EXERCISE OBJECTIVE: Retype the listing that follows, word for word.

Extracted records:
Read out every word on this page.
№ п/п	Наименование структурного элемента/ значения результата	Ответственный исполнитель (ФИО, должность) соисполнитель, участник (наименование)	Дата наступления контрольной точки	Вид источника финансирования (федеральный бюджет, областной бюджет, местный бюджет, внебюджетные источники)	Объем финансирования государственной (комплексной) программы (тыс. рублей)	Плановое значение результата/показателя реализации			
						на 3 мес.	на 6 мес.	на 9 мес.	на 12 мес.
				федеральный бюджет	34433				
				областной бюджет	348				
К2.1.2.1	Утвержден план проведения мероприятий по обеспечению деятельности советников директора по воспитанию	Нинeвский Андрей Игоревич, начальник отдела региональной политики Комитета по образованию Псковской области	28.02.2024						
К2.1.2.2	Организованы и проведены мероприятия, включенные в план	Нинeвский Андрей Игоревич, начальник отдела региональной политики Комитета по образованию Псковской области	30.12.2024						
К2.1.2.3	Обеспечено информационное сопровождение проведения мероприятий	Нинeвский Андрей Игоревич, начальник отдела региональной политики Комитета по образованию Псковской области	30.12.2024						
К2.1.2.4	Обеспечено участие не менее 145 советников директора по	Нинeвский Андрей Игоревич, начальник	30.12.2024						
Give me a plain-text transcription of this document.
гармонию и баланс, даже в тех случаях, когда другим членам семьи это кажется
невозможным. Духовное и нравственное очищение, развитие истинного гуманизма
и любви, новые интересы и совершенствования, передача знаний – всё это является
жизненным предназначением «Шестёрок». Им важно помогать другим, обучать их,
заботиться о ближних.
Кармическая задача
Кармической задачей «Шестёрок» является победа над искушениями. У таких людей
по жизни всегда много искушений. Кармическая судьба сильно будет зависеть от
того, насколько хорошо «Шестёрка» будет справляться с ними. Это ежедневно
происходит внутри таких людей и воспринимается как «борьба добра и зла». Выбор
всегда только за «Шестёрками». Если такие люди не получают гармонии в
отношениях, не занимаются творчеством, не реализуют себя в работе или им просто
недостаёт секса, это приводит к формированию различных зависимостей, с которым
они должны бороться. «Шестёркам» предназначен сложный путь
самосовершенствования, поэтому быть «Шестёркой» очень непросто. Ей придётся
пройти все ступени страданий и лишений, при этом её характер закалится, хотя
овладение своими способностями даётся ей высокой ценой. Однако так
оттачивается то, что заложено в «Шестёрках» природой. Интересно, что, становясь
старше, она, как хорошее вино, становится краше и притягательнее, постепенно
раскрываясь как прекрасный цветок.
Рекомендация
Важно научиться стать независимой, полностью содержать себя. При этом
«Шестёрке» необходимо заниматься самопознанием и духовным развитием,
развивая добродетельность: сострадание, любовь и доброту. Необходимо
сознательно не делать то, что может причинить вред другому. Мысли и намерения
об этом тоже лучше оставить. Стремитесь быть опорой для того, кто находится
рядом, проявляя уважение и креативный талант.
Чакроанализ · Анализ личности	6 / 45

ANSWER TO THIS EXERCISE:
Read out every word on this page.
№ п/п	Наименование структурного элемента/ значения результата	Ответственный исполнитель (ФИО, должность) соисполнитель, участник (наименование)	Дата наступления контрольной точки	Вид источника финансирования (федеральный бюджет, областной бюджет, местный бюджет, внебюджетные источники)	Объем финансирования государственной (комплексной) программы (тыс. рублей)	Плановое значение результата/показателя реализации			
						на 3 мес.	на 6 мес.	на 9 мес.	на 12 мес.
				федеральный бюджет	34433				
				областной бюджет	348				
К2.1.2.1	Утвержден план проведения мероприятий по обеспечению деятельности советников директора по воспитанию	Нинeвский Андрей Игоревич, начальник отдела региональной политики Комитета по образованию Псковской области	28.02.2024						
К2.1.2.2	Организованы и проведены мероприятия, включенные в план	Нинeвский Андрей Игоревич, начальник отдела региональной политики Комитета по образованию Псковской области	30.12.2024						
К2.1.2.3	Обеспечено информационное сопровождение проведения мероприятий	Нинeвский Андрей Игоревич, начальник отдела региональной политики Комитета по образованию Псковской области	30.12.2024						
К2.1.2.4	Обеспечено участие не менее 145 советников директора по	Нинeвский Андрей Игоревич, начальник	30.12.2024						
Give me a plain-text transcription of this document.
гармонию и баланс, даже в тех случаях, когда другим членам семьи это кажется
невозможным. Духовное и нравственное очищение, развитие истинного гуманизма
и любви, новые интересы и совершенствования, передача знаний – всё это является
жизненным предназначением «Шестёрок». Им важно помогать другим, обучать их,
заботиться о ближних.
Кармическая задача
Кармической задачей «Шестёрок» является победа над искушениями. У таких людей
по жизни всегда много искушений. Кармическая судьба сильно будет зависеть от
того, насколько хорошо «Шестёрка» будет справляться с ними. Это ежедневно
происходит внутри таких людей и воспринимается как «борьба добра и зла». Выбор
всегда только за «Шестёрками». Если такие люди не получают гармонии в
отношениях, не занимаются творчеством, не реализуют себя в работе или им просто
недостаёт секса, это приводит к формированию различных зависимостей, с которым
они должны бороться. «Шестёркам» предназначен сложный путь
самосовершенствования, поэтому быть «Шестёркой» очень непросто. Ей придётся
пройти все ступени страданий и лишений, при этом её характер закалится, хотя
овладение своими способностями даётся ей высокой ценой. Однако так
оттачивается то, что заложено в «Шестёрках» природой. Интересно, что, становясь
старше, она, как хорошее вино, становится краше и притягательнее, постепенно
раскрываясь как прекрасный цветок.
Рекомендация
Важно научиться стать независимой, полностью содержать себя. При этом
«Шестёрке» необходимо заниматься самопознанием и духовным развитием,
развивая добродетельность: сострадание, любовь и доброту. Необходимо
сознательно не делать то, что может причинить вред другому. Мысли и намерения
об этом тоже лучше оставить. Стремитесь быть опорой для того, кто находится
рядом, проявляя уважение и креативный талант.
Чакроанализ · Анализ личности	6 / 45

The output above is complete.